[Problem to work on]:
List each line of the data in which the string "Pori" appears.

#### Data supplied

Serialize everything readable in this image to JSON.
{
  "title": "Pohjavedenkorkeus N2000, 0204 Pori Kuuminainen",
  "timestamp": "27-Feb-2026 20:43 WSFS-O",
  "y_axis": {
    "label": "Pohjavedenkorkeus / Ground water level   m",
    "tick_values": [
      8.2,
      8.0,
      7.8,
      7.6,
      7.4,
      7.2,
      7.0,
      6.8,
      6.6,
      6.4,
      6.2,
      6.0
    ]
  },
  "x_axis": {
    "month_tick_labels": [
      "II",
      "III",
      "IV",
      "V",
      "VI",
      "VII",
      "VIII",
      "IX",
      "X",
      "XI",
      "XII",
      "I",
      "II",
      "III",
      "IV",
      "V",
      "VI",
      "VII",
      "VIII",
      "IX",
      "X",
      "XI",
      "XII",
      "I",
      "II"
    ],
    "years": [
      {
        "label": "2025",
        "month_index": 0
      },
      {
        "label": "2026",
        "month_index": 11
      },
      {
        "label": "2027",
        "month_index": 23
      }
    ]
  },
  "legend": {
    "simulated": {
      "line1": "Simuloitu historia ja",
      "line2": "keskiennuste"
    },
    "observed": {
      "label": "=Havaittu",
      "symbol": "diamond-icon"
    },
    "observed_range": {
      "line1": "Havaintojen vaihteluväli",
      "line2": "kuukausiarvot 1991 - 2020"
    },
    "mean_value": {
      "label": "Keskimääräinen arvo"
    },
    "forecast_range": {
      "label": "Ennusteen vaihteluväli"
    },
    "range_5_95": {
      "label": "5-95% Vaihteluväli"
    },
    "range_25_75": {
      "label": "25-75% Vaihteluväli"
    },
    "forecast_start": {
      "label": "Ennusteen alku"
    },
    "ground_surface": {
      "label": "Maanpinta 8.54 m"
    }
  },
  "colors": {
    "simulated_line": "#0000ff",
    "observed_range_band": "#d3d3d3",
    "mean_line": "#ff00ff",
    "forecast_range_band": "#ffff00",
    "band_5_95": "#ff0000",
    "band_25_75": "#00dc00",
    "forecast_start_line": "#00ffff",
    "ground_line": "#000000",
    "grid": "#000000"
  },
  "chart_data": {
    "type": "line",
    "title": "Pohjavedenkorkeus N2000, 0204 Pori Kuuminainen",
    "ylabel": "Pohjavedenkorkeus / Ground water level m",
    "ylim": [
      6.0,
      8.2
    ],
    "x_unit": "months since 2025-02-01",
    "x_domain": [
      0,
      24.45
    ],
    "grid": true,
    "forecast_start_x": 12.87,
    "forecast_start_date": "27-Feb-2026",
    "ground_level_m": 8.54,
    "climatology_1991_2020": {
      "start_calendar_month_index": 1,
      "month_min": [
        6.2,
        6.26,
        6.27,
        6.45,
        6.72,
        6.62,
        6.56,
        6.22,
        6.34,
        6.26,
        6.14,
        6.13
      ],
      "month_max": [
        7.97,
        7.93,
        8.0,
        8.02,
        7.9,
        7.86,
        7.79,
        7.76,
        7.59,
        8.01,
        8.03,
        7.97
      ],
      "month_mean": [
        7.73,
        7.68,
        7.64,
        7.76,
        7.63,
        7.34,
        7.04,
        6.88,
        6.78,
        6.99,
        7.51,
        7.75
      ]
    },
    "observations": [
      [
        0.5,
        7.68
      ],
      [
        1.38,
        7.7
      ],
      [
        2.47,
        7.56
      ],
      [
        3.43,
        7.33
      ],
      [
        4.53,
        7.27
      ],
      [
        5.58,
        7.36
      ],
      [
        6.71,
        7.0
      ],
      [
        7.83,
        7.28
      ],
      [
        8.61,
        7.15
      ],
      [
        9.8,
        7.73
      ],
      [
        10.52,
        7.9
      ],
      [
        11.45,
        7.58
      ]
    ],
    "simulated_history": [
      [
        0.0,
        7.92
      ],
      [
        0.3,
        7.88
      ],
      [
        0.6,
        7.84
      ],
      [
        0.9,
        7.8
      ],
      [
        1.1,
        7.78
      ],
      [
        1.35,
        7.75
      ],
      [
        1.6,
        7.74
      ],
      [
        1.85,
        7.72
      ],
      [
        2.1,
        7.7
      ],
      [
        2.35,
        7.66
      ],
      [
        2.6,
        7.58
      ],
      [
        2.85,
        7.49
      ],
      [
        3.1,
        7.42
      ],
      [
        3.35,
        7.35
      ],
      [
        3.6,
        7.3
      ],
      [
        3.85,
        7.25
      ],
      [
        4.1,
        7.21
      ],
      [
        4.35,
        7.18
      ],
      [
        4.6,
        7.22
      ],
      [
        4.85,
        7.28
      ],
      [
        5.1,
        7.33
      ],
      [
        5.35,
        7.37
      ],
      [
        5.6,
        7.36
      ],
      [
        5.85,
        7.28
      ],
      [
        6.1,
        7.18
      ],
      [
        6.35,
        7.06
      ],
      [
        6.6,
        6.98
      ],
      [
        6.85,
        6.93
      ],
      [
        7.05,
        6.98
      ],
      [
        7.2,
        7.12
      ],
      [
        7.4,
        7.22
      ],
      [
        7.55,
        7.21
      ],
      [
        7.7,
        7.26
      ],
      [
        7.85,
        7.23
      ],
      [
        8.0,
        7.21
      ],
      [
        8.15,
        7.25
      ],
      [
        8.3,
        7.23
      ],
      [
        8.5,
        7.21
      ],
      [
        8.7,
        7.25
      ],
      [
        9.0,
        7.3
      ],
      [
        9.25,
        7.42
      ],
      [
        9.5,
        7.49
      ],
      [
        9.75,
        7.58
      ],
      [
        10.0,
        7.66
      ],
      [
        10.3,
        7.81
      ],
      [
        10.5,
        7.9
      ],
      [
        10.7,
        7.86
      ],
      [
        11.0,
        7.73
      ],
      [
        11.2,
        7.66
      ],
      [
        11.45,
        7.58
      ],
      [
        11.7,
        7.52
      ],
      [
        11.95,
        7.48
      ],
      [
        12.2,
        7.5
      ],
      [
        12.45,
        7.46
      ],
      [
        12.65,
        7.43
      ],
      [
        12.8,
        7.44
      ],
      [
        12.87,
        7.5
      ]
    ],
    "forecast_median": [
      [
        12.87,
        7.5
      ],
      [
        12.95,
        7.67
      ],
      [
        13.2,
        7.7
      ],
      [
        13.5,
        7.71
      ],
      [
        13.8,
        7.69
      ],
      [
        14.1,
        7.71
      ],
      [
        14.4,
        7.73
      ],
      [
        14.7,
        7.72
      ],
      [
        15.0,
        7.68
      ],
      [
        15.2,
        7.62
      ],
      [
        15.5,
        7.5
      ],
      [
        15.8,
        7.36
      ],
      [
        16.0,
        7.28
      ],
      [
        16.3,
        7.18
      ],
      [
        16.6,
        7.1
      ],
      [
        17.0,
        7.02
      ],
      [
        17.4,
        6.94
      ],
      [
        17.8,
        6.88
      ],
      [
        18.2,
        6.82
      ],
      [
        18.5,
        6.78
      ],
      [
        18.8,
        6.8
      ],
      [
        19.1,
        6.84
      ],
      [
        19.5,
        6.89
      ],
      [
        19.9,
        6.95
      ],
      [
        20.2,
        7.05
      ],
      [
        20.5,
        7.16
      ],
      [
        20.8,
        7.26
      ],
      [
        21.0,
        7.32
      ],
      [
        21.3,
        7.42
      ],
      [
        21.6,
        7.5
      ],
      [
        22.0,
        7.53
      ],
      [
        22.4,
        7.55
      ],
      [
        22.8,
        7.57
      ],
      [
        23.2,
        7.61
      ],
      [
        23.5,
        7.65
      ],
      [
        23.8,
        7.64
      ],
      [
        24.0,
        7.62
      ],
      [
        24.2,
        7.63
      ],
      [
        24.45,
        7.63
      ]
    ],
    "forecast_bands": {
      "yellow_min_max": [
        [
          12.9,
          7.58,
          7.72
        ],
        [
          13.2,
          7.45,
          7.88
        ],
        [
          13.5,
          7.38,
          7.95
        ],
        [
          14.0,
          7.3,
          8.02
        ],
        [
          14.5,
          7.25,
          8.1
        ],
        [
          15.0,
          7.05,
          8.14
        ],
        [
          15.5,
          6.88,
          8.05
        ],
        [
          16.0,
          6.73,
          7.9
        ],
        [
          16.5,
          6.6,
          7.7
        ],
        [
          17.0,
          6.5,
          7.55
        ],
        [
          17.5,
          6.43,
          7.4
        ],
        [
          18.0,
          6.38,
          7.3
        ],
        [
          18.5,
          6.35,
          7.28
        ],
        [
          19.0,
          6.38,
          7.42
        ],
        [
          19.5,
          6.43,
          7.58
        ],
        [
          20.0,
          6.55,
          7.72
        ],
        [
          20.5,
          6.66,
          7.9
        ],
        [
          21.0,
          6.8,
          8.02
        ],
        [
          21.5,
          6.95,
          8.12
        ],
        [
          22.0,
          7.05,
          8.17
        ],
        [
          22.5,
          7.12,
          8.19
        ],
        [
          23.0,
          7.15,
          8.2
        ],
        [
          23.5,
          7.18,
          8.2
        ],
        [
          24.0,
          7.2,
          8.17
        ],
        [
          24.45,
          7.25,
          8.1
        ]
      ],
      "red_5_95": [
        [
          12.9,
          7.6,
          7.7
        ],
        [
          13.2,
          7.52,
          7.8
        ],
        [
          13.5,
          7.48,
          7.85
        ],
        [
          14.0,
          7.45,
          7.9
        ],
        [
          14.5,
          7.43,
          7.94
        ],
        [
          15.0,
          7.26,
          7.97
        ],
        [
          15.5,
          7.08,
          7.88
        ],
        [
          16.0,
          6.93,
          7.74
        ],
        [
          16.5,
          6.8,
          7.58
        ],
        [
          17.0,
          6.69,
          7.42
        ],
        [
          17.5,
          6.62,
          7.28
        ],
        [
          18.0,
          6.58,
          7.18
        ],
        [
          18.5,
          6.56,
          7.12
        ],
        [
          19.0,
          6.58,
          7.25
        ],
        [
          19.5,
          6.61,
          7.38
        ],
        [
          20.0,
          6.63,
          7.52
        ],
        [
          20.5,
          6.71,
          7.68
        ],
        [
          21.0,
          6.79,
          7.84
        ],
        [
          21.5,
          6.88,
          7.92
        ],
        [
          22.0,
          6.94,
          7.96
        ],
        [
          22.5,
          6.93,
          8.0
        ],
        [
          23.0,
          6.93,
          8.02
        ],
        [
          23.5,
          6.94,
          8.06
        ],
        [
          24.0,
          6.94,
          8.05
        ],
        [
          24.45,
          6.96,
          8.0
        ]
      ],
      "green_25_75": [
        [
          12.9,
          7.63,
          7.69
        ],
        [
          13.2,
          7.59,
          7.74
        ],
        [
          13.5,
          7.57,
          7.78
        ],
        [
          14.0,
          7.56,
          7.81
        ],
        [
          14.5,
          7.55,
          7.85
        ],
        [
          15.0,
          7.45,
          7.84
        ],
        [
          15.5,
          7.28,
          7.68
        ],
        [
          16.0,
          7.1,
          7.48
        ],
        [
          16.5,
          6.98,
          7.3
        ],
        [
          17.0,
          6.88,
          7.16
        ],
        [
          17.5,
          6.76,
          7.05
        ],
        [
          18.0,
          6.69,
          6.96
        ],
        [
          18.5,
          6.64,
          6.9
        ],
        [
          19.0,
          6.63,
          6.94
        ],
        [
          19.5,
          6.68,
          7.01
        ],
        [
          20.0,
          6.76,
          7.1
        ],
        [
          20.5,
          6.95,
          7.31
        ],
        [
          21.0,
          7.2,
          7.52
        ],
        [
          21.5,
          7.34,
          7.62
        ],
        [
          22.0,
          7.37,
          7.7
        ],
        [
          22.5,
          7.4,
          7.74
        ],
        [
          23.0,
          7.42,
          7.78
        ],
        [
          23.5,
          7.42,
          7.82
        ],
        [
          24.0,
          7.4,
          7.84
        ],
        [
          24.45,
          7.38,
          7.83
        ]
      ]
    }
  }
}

########

[Expected answer]:
  "title": "Pohjavedenkorkeus N2000, 0204 Pori Kuuminainen",
    "title": "Pohjavedenkorkeus N2000, 0204 Pori Kuuminainen",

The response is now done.